▸ **Stated exercise**
In the listing below, find every line containing "IDEq" and copy it out.

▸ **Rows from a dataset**

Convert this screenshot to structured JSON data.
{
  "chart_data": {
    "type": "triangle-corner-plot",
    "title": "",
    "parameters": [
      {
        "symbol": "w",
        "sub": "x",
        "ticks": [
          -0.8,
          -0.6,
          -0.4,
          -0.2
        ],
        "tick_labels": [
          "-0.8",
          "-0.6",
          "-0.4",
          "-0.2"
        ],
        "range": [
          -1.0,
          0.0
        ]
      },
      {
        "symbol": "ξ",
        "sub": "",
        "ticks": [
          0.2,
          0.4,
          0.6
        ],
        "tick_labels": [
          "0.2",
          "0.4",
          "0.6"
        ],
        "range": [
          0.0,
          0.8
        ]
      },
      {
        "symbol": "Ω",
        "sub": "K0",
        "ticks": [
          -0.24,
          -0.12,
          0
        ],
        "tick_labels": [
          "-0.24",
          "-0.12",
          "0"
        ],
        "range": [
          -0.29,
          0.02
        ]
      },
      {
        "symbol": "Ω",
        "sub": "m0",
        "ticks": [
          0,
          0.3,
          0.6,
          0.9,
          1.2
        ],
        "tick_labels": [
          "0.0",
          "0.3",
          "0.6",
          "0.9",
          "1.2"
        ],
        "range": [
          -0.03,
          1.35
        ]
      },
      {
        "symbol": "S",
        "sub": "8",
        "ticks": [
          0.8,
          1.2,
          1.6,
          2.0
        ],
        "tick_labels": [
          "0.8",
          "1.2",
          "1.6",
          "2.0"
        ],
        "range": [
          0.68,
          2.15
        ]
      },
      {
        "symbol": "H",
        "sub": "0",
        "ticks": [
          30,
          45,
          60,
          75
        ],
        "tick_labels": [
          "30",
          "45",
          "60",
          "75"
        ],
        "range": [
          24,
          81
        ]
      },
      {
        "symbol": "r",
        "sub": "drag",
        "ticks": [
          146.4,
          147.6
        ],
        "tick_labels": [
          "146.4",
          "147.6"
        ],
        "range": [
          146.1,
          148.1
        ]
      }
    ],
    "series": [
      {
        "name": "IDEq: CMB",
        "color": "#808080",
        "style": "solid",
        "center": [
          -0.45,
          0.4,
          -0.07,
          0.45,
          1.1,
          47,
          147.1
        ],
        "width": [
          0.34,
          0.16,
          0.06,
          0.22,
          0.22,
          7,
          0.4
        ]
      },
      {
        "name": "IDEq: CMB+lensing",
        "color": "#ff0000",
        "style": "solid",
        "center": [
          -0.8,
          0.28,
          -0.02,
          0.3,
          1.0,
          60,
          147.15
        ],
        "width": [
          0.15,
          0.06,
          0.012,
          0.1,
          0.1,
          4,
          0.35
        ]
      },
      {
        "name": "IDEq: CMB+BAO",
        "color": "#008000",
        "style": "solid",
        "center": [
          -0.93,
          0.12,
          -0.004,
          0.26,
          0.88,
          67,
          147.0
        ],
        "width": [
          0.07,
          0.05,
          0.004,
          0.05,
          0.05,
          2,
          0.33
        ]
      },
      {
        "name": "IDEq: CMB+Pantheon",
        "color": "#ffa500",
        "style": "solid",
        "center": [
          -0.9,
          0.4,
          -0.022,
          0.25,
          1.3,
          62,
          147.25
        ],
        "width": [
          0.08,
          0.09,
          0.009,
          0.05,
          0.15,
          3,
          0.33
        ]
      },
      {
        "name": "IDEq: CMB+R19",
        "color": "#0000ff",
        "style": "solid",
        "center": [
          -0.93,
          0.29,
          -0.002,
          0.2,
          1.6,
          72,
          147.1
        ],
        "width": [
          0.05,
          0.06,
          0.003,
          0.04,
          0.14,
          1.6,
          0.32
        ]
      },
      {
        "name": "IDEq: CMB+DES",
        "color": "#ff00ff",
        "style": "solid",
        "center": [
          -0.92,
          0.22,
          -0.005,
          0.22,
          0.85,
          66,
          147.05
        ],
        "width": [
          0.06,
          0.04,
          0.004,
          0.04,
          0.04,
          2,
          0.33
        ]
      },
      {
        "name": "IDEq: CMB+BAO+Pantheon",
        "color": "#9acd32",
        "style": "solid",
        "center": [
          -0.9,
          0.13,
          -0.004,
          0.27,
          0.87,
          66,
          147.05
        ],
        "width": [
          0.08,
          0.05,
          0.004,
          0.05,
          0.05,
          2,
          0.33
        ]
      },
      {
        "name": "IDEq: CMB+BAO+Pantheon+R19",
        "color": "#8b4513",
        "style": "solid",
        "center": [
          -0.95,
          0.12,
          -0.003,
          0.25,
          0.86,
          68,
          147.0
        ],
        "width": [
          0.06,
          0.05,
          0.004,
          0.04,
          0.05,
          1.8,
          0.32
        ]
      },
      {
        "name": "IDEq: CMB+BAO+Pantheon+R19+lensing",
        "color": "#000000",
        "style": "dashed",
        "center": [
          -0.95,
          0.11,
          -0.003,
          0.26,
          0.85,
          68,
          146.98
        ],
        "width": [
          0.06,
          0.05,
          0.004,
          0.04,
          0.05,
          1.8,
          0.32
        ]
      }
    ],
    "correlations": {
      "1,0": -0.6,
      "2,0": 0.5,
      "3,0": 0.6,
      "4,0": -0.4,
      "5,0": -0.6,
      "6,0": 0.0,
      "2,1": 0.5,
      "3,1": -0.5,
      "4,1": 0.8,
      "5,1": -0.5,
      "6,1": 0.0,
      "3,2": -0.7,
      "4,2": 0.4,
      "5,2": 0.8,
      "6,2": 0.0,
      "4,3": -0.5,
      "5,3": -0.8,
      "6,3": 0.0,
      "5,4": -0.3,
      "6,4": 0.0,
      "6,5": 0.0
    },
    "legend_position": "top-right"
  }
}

▸ **Result**
        "name": "IDEq: CMB",
        "name": "IDEq: CMB+lensing",
        "name": "IDEq: CMB+BAO",
        "name": "IDEq: CMB+Pantheon",
        "name": "IDEq: CMB+R19",
        "name": "IDEq: CMB+DES",
        "name": "IDEq: CMB+BAO+Pantheon",
        "name": "IDEq: CMB+BAO+Pantheon+R19",
        "name": "IDEq: CMB+BAO+Pantheon+R19+lensing",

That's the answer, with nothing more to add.